▶ _SET TASK_:
Write out the full set of records exactly. Any pictures in them do not belong in the copy.

[Part of a data file]
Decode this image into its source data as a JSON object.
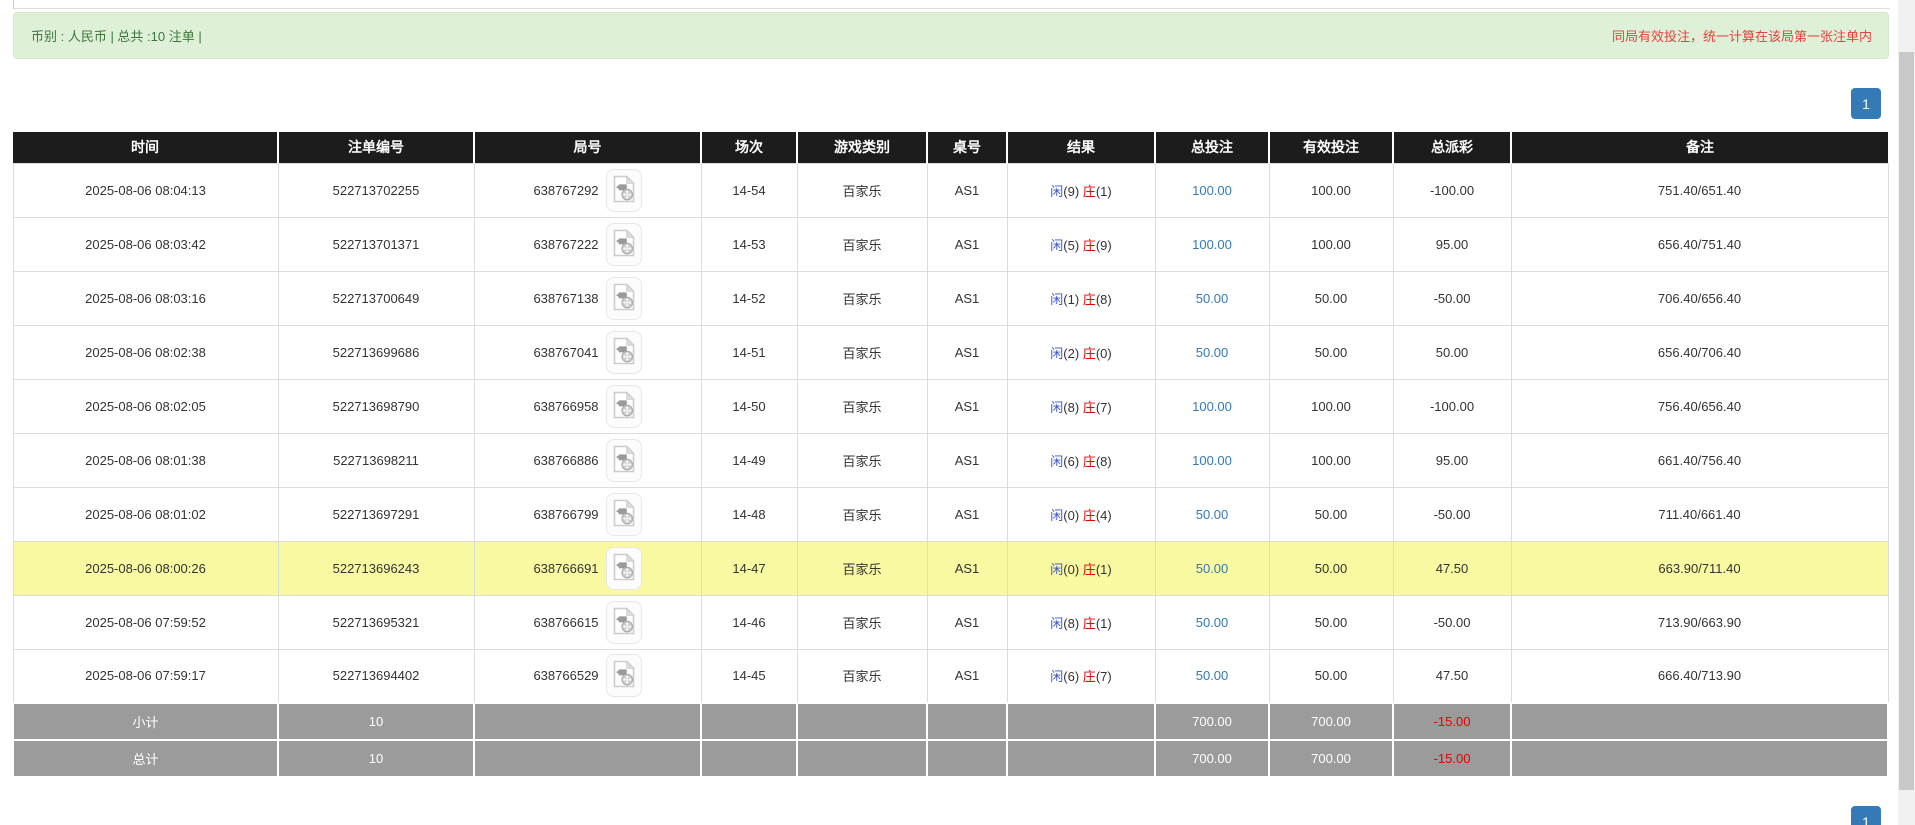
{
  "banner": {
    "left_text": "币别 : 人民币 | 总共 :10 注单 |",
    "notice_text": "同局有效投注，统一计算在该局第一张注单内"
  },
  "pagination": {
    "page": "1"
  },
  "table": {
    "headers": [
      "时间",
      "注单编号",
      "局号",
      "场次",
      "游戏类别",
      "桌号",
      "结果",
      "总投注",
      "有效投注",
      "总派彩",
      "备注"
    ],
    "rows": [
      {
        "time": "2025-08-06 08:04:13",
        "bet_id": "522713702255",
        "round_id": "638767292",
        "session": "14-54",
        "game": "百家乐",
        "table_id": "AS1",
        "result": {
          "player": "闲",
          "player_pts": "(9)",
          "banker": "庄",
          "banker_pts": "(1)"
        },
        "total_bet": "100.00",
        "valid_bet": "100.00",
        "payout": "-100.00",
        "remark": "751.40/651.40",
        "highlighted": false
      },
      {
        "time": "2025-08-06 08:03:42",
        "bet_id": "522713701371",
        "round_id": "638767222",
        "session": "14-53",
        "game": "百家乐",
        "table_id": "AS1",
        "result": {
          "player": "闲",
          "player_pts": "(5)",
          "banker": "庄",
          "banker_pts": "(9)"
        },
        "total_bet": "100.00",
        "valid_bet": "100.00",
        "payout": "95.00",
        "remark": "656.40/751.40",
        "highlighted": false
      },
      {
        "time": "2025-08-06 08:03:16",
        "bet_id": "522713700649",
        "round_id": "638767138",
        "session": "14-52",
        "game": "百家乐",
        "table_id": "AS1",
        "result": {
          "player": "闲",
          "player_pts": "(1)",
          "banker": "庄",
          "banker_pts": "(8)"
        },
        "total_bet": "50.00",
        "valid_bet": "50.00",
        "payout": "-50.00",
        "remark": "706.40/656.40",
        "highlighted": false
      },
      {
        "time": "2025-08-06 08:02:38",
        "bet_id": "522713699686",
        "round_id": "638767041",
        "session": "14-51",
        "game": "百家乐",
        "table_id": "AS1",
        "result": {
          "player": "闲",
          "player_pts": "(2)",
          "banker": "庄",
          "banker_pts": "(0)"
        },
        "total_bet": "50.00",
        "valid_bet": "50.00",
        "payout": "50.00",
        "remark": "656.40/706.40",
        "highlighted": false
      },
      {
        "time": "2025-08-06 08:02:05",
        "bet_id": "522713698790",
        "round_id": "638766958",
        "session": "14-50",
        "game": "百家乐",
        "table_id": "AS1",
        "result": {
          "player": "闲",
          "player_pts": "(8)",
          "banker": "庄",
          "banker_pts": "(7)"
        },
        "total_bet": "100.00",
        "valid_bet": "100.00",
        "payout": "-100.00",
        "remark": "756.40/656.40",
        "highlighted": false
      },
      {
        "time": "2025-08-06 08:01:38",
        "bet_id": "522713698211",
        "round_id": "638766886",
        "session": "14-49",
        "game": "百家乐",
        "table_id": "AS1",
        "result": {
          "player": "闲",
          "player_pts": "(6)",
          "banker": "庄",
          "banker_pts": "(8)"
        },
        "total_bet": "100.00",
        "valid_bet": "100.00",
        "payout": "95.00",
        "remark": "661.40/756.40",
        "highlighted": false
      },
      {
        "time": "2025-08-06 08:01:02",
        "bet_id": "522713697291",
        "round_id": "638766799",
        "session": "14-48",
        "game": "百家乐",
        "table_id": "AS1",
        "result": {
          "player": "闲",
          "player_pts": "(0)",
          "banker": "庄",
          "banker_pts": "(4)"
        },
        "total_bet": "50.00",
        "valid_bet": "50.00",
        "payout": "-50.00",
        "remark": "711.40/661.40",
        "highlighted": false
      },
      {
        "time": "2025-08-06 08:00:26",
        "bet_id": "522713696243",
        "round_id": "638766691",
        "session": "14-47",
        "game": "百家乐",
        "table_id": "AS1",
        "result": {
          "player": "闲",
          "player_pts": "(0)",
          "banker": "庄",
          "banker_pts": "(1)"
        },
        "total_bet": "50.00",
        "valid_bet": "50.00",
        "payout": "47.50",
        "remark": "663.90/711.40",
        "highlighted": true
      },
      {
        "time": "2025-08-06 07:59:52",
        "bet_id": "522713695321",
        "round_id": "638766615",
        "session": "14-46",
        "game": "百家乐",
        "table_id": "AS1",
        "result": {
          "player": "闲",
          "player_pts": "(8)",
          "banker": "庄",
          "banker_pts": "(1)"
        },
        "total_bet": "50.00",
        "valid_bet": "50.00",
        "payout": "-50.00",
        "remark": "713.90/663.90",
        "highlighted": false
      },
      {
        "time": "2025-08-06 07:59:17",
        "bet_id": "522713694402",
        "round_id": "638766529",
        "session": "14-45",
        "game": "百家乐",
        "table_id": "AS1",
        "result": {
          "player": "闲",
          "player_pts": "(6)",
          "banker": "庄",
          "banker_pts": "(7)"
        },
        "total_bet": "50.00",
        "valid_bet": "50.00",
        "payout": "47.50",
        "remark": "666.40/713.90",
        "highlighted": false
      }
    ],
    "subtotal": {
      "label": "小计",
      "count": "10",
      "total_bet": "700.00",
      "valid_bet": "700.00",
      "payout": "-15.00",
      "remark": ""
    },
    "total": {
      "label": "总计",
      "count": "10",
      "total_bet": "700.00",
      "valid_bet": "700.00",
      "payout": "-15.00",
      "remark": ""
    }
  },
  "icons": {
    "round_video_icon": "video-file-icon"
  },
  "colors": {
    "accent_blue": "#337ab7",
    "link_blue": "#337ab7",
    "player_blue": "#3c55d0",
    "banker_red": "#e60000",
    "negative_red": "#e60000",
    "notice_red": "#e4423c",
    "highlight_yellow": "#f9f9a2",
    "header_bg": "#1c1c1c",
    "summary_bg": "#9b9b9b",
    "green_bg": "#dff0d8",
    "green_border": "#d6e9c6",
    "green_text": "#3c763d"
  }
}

▶ _TASK RESPONSE_:
Decode this image into its source data as a JSON object.
{
  "banner": {
    "left_text": "币别 : 人民币 | 总共 :10 注单 |",
    "notice_text": "同局有效投注，统一计算在该局第一张注单内"
  },
  "pagination": {
    "page": "1"
  },
  "table": {
    "headers": [
      "时间",
      "注单编号",
      "局号",
      "场次",
      "游戏类别",
      "桌号",
      "结果",
      "总投注",
      "有效投注",
      "总派彩",
      "备注"
    ],
    "rows": [
      {
        "time": "2025-08-06 08:04:13",
        "bet_id": "522713702255",
        "round_id": "638767292",
        "session": "14-54",
        "game": "百家乐",
        "table_id": "AS1",
        "result": {
          "player": "闲",
          "player_pts": "(9)",
          "banker": "庄",
          "banker_pts": "(1)"
        },
        "total_bet": "100.00",
        "valid_bet": "100.00",
        "payout": "-100.00",
        "remark": "751.40/651.40",
        "highlighted": false
      },
      {
        "time": "2025-08-06 08:03:42",
        "bet_id": "522713701371",
        "round_id": "638767222",
        "session": "14-53",
        "game": "百家乐",
        "table_id": "AS1",
        "result": {
          "player": "闲",
          "player_pts": "(5)",
          "banker": "庄",
          "banker_pts": "(9)"
        },
        "total_bet": "100.00",
        "valid_bet": "100.00",
        "payout": "95.00",
        "remark": "656.40/751.40",
        "highlighted": false
      },
      {
        "time": "2025-08-06 08:03:16",
        "bet_id": "522713700649",
        "round_id": "638767138",
        "session": "14-52",
        "game": "百家乐",
        "table_id": "AS1",
        "result": {
          "player": "闲",
          "player_pts": "(1)",
          "banker": "庄",
          "banker_pts": "(8)"
        },
        "total_bet": "50.00",
        "valid_bet": "50.00",
        "payout": "-50.00",
        "remark": "706.40/656.40",
        "highlighted": false
      },
      {
        "time": "2025-08-06 08:02:38",
        "bet_id": "522713699686",
        "round_id": "638767041",
        "session": "14-51",
        "game": "百家乐",
        "table_id": "AS1",
        "result": {
          "player": "闲",
          "player_pts": "(2)",
          "banker": "庄",
          "banker_pts": "(0)"
        },
        "total_bet": "50.00",
        "valid_bet": "50.00",
        "payout": "50.00",
        "remark": "656.40/706.40",
        "highlighted": false
      },
      {
        "time": "2025-08-06 08:02:05",
        "bet_id": "522713698790",
        "round_id": "638766958",
        "session": "14-50",
        "game": "百家乐",
        "table_id": "AS1",
        "result": {
          "player": "闲",
          "player_pts": "(8)",
          "banker": "庄",
          "banker_pts": "(7)"
        },
        "total_bet": "100.00",
        "valid_bet": "100.00",
        "payout": "-100.00",
        "remark": "756.40/656.40",
        "highlighted": false
      },
      {
        "time": "2025-08-06 08:01:38",
        "bet_id": "522713698211",
        "round_id": "638766886",
        "session": "14-49",
        "game": "百家乐",
        "table_id": "AS1",
        "result": {
          "player": "闲",
          "player_pts": "(6)",
          "banker": "庄",
          "banker_pts": "(8)"
        },
        "total_bet": "100.00",
        "valid_bet": "100.00",
        "payout": "95.00",
        "remark": "661.40/756.40",
        "highlighted": false
      },
      {
        "time": "2025-08-06 08:01:02",
        "bet_id": "522713697291",
        "round_id": "638766799",
        "session": "14-48",
        "game": "百家乐",
        "table_id": "AS1",
        "result": {
          "player": "闲",
          "player_pts": "(0)",
          "banker": "庄",
          "banker_pts": "(4)"
        },
        "total_bet": "50.00",
        "valid_bet": "50.00",
        "payout": "-50.00",
        "remark": "711.40/661.40",
        "highlighted": false
      },
      {
        "time": "2025-08-06 08:00:26",
        "bet_id": "522713696243",
        "round_id": "638766691",
        "session": "14-47",
        "game": "百家乐",
        "table_id": "AS1",
        "result": {
          "player": "闲",
          "player_pts": "(0)",
          "banker": "庄",
          "banker_pts": "(1)"
        },
        "total_bet": "50.00",
        "valid_bet": "50.00",
        "payout": "47.50",
        "remark": "663.90/711.40",
        "highlighted": true
      },
      {
        "time": "2025-08-06 07:59:52",
        "bet_id": "522713695321",
        "round_id": "638766615",
        "session": "14-46",
        "game": "百家乐",
        "table_id": "AS1",
        "result": {
          "player": "闲",
          "player_pts": "(8)",
          "banker": "庄",
          "banker_pts": "(1)"
        },
        "total_bet": "50.00",
        "valid_bet": "50.00",
        "payout": "-50.00",
        "remark": "713.90/663.90",
        "highlighted": false
      },
      {
        "time": "2025-08-06 07:59:17",
        "bet_id": "522713694402",
        "round_id": "638766529",
        "session": "14-45",
        "game": "百家乐",
        "table_id": "AS1",
        "result": {
          "player": "闲",
          "player_pts": "(6)",
          "banker": "庄",
          "banker_pts": "(7)"
        },
        "total_bet": "50.00",
        "valid_bet": "50.00",
        "payout": "47.50",
        "remark": "666.40/713.90",
        "highlighted": false
      }
    ],
    "subtotal": {
      "label": "小计",
      "count": "10",
      "total_bet": "700.00",
      "valid_bet": "700.00",
      "payout": "-15.00",
      "remark": ""
    },
    "total": {
      "label": "总计",
      "count": "10",
      "total_bet": "700.00",
      "valid_bet": "700.00",
      "payout": "-15.00",
      "remark": ""
    }
  },
  "icons": {
    "round_video_icon": "video-file-icon"
  },
  "colors": {
    "accent_blue": "#337ab7",
    "link_blue": "#337ab7",
    "player_blue": "#3c55d0",
    "banker_red": "#e60000",
    "negative_red": "#e60000",
    "notice_red": "#e4423c",
    "highlight_yellow": "#f9f9a2",
    "header_bg": "#1c1c1c",
    "summary_bg": "#9b9b9b",
    "green_bg": "#dff0d8",
    "green_border": "#d6e9c6",
    "green_text": "#3c763d"
  }
}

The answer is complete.